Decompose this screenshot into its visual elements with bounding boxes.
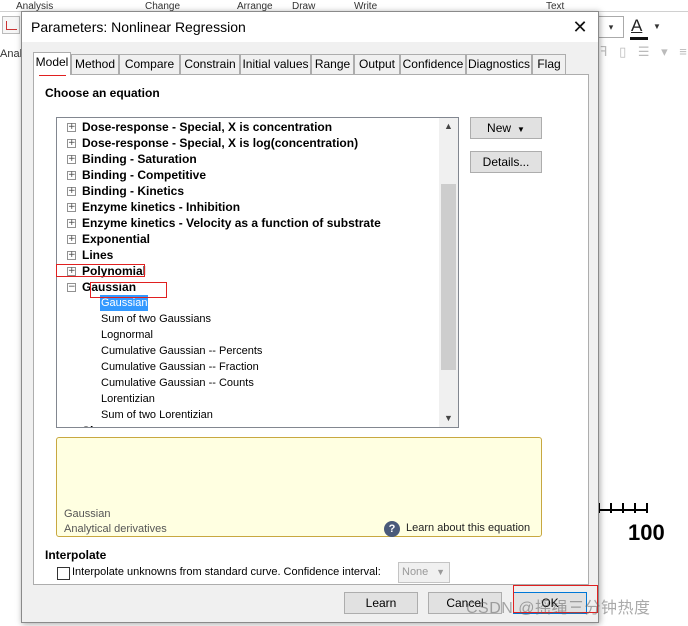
axis-tick [646,503,648,513]
confidence-interval-dropdown[interactable]: None ▼ [398,562,450,583]
tree-group-label: Si [82,423,93,427]
tab-method[interactable]: Method [71,54,119,74]
tree-item-label: Lognormal [101,329,153,341]
tree-item-sum-of-two-lorentizian[interactable]: Sum of two Lorentizian [57,407,439,423]
tree-group-label: Binding - Kinetics [82,184,184,198]
expand-icon[interactable]: + [67,219,76,228]
chevron-down-icon: ▼ [653,22,661,31]
font-color-button[interactable]: A ▼ [628,16,668,40]
expand-icon[interactable]: + [67,139,76,148]
close-button[interactable]: ✕ [565,16,595,38]
expand-icon[interactable]: + [67,235,76,244]
tree-item-label: Lorentizian [101,393,155,405]
tab-diagnostics[interactable]: Diagnostics [466,54,532,74]
expand-icon[interactable]: + [67,187,76,196]
new-equation-button[interactable]: New ▼ [470,117,542,139]
font-color-swatch [630,37,648,40]
expand-icon[interactable]: + [67,171,76,180]
chevron-down-icon: ▼ [436,567,445,577]
scroll-down-icon[interactable]: ▼ [439,410,458,427]
tab-compare[interactable]: Compare [119,54,180,74]
tree-group-label: Binding - Saturation [82,152,197,166]
help-icon[interactable]: ? [384,521,400,537]
scrollbar-thumb[interactable] [441,184,456,370]
annotation-highlight-gaussian-group [56,264,145,277]
axis-tick [634,503,636,513]
tree-group-label: Enzyme kinetics - Inhibition [82,200,241,214]
annotation-highlight-gaussian-item [90,282,167,298]
collapse-icon[interactable]: − [67,283,76,292]
expand-icon[interactable]: + [67,155,76,164]
tree-group-label: Lines [82,248,114,262]
tab-range[interactable]: Range [311,54,354,74]
chart-axis-fragment [598,503,680,519]
tree-item-label: Cumulative Gaussian -- Fraction [101,361,259,373]
tree-group-dose-response-log[interactable]: + Dose-response - Special, X is log(conc… [57,135,439,151]
axis-tick [610,503,612,513]
scroll-up-icon[interactable]: ▲ [439,118,458,135]
model-tab-panel: Choose an equation + Dose-response - Spe… [33,74,589,585]
chevron-down-icon: ▼ [517,125,525,134]
tree-group-enzyme-inhibition[interactable]: + Enzyme kinetics - Inhibition [57,199,439,215]
tree-item-cumulative-counts[interactable]: Cumulative Gaussian -- Counts [57,375,439,391]
tree-group-binding-competitive[interactable]: + Binding - Competitive [57,167,439,183]
interpolate-label: Interpolate unknowns from standard curve… [72,566,381,578]
expand-icon[interactable]: + [68,427,76,428]
tree-item-sum-of-two-gaussians[interactable]: Sum of two Gaussians [57,311,439,327]
tree-item-label: Sum of two Lorentizian [101,409,213,421]
dialog-titlebar[interactable]: Parameters: Nonlinear Regression ✕ [22,12,598,42]
chart-axis-tick-label: 100 [628,520,665,545]
tree-group-label: Dose-response - Special, X is log(concen… [82,136,359,150]
equation-description-box: Gaussian Analytical derivatives ? Learn … [56,437,542,537]
tab-initial-values[interactable]: Initial values [240,54,311,74]
expand-icon[interactable]: + [67,123,76,132]
tree-group-partial[interactable]: + Si [57,423,439,428]
details-button[interactable]: Details... [470,151,542,173]
tree-group-label: Dose-response - Special, X is concentrat… [82,120,333,134]
font-size-dropdown[interactable]: ▾ [598,16,624,38]
analyze-chart-icon[interactable] [2,16,20,34]
tab-constrain[interactable]: Constrain [180,54,240,74]
tree-group-label: Exponential [82,232,151,246]
tree-group-label: Enzyme kinetics - Velocity as a function… [82,216,381,230]
tree-group-binding-kinetics[interactable]: + Binding - Kinetics [57,183,439,199]
watermark-text: CSDN @摇绳三分钟热度 [466,600,651,617]
tree-item-lorentizian[interactable]: Lorentizian [57,391,439,407]
confidence-interval-value: None [402,566,429,578]
tree-item-lognormal[interactable]: Lognormal [57,327,439,343]
tree-item-label: Cumulative Gaussian -- Percents [101,345,263,357]
tree-group-dose-response-concentration[interactable]: + Dose-response - Special, X is concentr… [57,119,439,135]
axis-tick [622,503,624,513]
tree-item-label: Cumulative Gaussian -- Counts [101,377,254,389]
tree-item-cumulative-percents[interactable]: Cumulative Gaussian -- Percents [57,343,439,359]
text-format-toolbar[interactable]: ꟻ ▯ ☰ ▾ ≡ ▾ [600,44,688,60]
dialog-title: Parameters: Nonlinear Regression [31,19,246,35]
tab-confidence[interactable]: Confidence [400,54,466,74]
expand-icon[interactable]: + [67,203,76,212]
tree-item-label: Sum of two Gaussians [101,313,212,325]
tree-group-exponential[interactable]: + Exponential [57,231,439,247]
learn-about-equation-link[interactable]: Learn about this equation [406,522,530,534]
expand-icon[interactable]: + [67,251,76,260]
font-color-letter: A [631,16,643,35]
tree-scrollbar[interactable]: ▲ ▼ [439,118,458,427]
new-button-label: New [487,121,512,135]
tree-item-cumulative-fraction[interactable]: Cumulative Gaussian -- Fraction [57,359,439,375]
tree-group-binding-saturation[interactable]: + Binding - Saturation [57,151,439,167]
tree-group-enzyme-velocity[interactable]: + Enzyme kinetics - Velocity as a functi… [57,215,439,231]
choose-equation-heading: Choose an equation [45,86,160,100]
equation-name: Gaussian [64,508,111,520]
tree-group-label: Binding - Competitive [82,168,206,182]
interpolate-heading: Interpolate [45,548,107,562]
interpolate-checkbox[interactable] [57,567,70,580]
tab-flag[interactable]: Flag [532,54,566,74]
learn-button[interactable]: Learn [344,592,418,614]
tree-group-lines[interactable]: + Lines [57,247,439,263]
tab-output[interactable]: Output [354,54,400,74]
nonlinear-regression-dialog: Parameters: Nonlinear Regression ✕ Model… [21,11,599,623]
equation-derivatives-note: Analytical derivatives [64,523,167,535]
tab-model[interactable]: Model [33,52,71,75]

==========

- **Problem**: Copy each line above where the string "font" occurs.

- **Your response**:
font-color-button[interactable]: A ▼ [628,16,668,40]
font-color-swatch [630,37,648,40]
font-size-dropdown[interactable]: ▾ [598,16,624,38]
font-color-letter: A [631,16,643,35]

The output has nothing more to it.